Do this — Only the lines from the one containing "Read this page and output its text content." to the end of the entries should be written out, each exactly as it stands, both ends included.

==============================

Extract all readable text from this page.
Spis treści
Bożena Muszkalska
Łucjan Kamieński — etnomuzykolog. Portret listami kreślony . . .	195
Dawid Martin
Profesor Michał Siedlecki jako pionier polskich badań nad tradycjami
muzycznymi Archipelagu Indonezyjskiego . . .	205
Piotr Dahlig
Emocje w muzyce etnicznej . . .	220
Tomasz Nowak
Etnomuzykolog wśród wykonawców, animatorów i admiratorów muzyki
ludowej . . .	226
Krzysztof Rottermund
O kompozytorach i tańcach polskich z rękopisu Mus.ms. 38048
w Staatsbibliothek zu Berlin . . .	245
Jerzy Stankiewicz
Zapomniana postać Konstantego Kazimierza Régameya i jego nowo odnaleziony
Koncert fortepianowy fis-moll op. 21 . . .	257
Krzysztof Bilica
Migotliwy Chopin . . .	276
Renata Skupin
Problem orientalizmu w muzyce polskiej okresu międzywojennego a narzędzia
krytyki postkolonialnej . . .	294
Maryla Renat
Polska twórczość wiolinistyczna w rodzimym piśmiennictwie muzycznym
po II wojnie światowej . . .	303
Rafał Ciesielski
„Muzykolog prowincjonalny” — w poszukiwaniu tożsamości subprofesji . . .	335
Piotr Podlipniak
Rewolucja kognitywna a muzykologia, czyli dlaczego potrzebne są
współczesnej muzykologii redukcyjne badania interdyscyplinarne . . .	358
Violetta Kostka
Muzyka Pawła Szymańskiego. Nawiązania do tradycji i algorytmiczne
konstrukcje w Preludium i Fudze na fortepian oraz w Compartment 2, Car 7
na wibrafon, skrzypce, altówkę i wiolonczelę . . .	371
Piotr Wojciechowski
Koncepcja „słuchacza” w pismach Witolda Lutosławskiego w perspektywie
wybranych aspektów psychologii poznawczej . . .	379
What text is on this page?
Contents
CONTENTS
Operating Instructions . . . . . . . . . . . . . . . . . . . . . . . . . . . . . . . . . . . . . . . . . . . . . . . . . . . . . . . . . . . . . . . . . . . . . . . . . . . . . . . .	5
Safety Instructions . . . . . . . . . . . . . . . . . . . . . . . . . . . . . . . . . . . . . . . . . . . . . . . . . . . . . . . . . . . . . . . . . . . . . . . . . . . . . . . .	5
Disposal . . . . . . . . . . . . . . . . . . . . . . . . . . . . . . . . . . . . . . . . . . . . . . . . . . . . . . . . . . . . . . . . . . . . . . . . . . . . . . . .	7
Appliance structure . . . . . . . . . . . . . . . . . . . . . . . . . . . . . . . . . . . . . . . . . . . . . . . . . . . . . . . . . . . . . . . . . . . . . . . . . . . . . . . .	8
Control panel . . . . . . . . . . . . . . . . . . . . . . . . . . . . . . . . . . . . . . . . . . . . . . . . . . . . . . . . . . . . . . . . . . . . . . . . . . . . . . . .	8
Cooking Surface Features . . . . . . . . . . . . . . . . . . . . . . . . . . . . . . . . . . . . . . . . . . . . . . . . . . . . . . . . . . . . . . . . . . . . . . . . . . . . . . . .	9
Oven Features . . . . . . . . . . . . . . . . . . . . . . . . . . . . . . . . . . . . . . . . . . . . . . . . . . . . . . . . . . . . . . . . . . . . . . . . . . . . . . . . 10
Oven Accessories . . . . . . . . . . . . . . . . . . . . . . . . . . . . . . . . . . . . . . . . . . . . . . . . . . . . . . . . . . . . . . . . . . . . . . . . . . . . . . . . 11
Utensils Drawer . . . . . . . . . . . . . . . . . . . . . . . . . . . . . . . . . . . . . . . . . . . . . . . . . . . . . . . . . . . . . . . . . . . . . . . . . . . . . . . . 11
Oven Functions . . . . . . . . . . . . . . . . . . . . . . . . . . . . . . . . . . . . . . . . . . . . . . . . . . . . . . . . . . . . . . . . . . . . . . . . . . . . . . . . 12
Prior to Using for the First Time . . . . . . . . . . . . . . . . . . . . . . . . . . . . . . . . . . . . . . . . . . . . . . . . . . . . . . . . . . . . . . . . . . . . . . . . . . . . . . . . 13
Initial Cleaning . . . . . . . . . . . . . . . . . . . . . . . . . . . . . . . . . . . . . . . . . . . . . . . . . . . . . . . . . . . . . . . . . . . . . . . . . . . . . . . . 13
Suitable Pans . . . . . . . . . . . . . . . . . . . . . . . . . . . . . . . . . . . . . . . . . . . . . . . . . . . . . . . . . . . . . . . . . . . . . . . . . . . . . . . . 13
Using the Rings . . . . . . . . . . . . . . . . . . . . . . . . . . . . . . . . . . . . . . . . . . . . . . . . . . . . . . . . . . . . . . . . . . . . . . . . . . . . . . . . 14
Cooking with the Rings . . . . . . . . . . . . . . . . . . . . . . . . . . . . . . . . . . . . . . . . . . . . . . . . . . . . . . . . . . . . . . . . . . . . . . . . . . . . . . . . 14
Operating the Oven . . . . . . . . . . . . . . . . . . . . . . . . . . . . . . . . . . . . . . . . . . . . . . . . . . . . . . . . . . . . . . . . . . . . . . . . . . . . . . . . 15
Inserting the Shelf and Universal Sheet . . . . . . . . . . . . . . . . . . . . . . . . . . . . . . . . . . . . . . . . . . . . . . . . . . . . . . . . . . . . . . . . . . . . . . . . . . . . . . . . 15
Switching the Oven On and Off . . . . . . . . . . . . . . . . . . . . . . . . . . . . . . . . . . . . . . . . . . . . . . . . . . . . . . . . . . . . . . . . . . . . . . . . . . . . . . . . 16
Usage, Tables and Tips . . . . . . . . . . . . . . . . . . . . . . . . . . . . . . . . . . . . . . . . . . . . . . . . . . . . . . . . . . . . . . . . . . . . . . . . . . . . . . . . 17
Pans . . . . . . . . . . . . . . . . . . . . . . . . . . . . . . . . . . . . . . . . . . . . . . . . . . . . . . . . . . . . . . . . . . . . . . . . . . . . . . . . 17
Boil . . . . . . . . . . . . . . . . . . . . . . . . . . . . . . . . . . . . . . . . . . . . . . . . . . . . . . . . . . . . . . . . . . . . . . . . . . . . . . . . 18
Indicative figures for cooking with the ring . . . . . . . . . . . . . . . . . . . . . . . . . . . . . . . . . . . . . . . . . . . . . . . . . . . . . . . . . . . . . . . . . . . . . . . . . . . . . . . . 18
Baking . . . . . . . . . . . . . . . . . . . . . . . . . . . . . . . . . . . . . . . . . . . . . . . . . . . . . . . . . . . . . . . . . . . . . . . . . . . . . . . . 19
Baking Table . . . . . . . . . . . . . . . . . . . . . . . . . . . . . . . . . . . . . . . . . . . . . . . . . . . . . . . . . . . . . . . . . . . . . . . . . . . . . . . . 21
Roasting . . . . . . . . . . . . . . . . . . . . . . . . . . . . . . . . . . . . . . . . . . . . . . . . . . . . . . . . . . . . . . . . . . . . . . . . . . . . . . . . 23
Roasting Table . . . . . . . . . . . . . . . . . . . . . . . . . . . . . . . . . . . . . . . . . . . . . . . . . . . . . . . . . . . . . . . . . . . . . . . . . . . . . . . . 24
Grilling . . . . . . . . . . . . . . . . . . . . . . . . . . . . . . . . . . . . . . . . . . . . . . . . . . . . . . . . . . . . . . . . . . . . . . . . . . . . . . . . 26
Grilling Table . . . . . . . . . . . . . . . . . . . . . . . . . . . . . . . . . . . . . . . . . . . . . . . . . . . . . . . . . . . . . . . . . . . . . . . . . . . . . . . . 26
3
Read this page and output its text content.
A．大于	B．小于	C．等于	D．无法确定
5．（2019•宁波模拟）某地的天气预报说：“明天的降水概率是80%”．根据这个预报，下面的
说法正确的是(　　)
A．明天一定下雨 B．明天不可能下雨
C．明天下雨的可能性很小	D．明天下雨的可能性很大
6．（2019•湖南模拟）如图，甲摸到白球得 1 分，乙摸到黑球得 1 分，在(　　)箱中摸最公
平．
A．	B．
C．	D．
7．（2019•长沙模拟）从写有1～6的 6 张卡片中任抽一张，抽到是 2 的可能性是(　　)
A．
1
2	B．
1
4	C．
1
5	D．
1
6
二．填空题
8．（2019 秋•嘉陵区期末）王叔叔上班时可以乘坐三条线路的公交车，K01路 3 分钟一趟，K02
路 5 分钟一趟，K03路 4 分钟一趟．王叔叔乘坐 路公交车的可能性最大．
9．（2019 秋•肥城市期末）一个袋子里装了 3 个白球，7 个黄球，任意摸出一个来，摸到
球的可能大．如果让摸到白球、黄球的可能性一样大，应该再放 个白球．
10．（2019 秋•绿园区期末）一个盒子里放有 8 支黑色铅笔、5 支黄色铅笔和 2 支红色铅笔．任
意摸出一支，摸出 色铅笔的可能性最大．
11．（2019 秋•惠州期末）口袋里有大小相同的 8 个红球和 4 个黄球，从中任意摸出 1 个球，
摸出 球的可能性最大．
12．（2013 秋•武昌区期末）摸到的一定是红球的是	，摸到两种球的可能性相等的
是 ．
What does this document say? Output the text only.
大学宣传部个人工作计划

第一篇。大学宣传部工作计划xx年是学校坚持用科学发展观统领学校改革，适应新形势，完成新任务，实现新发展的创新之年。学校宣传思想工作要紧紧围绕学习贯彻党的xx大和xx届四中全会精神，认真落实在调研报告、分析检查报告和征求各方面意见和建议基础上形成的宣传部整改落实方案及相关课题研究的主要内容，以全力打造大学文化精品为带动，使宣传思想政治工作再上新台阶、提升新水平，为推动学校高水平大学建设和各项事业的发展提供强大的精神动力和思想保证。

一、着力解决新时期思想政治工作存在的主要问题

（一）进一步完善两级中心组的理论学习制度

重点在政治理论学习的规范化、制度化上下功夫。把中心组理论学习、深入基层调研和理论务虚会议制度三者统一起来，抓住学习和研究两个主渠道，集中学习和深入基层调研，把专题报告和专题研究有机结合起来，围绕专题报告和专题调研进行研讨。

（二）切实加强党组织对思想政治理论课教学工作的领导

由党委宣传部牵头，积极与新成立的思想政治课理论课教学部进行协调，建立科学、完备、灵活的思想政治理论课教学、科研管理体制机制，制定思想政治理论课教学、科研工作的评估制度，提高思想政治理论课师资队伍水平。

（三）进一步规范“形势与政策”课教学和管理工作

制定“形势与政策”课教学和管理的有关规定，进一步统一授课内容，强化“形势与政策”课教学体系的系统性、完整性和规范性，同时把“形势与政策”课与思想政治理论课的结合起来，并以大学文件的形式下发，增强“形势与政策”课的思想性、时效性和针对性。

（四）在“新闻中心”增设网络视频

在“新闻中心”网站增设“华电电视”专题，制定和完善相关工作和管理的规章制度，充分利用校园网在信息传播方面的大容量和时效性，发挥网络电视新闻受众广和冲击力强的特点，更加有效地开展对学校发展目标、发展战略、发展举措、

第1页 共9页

==============================

Worked answer —
Read this page and output its text content.
A．大于	B．小于	C．等于	D．无法确定
5．（2019•宁波模拟）某地的天气预报说：“明天的降水概率是80%”．根据这个预报，下面的
说法正确的是(　　)
A．明天一定下雨 B．明天不可能下雨
C．明天下雨的可能性很小	D．明天下雨的可能性很大
6．（2019•湖南模拟）如图，甲摸到白球得 1 分，乙摸到黑球得 1 分，在(　　)箱中摸最公
平．
A．	B．
C．	D．
7．（2019•长沙模拟）从写有1～6的 6 张卡片中任抽一张，抽到是 2 的可能性是(　　)
A．
1
2	B．
1
4	C．
1
5	D．
1
6
二．填空题
8．（2019 秋•嘉陵区期末）王叔叔上班时可以乘坐三条线路的公交车，K01路 3 分钟一趟，K02
路 5 分钟一趟，K03路 4 分钟一趟．王叔叔乘坐 路公交车的可能性最大．
9．（2019 秋•肥城市期末）一个袋子里装了 3 个白球，7 个黄球，任意摸出一个来，摸到
球的可能大．如果让摸到白球、黄球的可能性一样大，应该再放 个白球．
10．（2019 秋•绿园区期末）一个盒子里放有 8 支黑色铅笔、5 支黄色铅笔和 2 支红色铅笔．任
意摸出一支，摸出 色铅笔的可能性最大．
11．（2019 秋•惠州期末）口袋里有大小相同的 8 个红球和 4 个黄球，从中任意摸出 1 个球，
摸出 球的可能性最大．
12．（2013 秋•武昌区期末）摸到的一定是红球的是	，摸到两种球的可能性相等的
是 ．
What does this document say? Output the text only.
大学宣传部个人工作计划

第一篇。大学宣传部工作计划xx年是学校坚持用科学发展观统领学校改革，适应新形势，完成新任务，实现新发展的创新之年。学校宣传思想工作要紧紧围绕学习贯彻党的xx大和xx届四中全会精神，认真落实在调研报告、分析检查报告和征求各方面意见和建议基础上形成的宣传部整改落实方案及相关课题研究的主要内容，以全力打造大学文化精品为带动，使宣传思想政治工作再上新台阶、提升新水平，为推动学校高水平大学建设和各项事业的发展提供强大的精神动力和思想保证。

一、着力解决新时期思想政治工作存在的主要问题

（一）进一步完善两级中心组的理论学习制度

重点在政治理论学习的规范化、制度化上下功夫。把中心组理论学习、深入基层调研和理论务虚会议制度三者统一起来，抓住学习和研究两个主渠道，集中学习和深入基层调研，把专题报告和专题研究有机结合起来，围绕专题报告和专题调研进行研讨。

（二）切实加强党组织对思想政治理论课教学工作的领导

由党委宣传部牵头，积极与新成立的思想政治课理论课教学部进行协调，建立科学、完备、灵活的思想政治理论课教学、科研管理体制机制，制定思想政治理论课教学、科研工作的评估制度，提高思想政治理论课师资队伍水平。

（三）进一步规范“形势与政策”课教学和管理工作

制定“形势与政策”课教学和管理的有关规定，进一步统一授课内容，强化“形势与政策”课教学体系的系统性、完整性和规范性，同时把“形势与政策”课与思想政治理论课的结合起来，并以大学文件的形式下发，增强“形势与政策”课的思想性、时效性和针对性。

（四）在“新闻中心”增设网络视频

在“新闻中心”网站增设“华电电视”专题，制定和完善相关工作和管理的规章制度，充分利用校园网在信息传播方面的大容量和时效性，发挥网络电视新闻受众广和冲击力强的特点，更加有效地开展对学校发展目标、发展战略、发展举措、

第1页 共9页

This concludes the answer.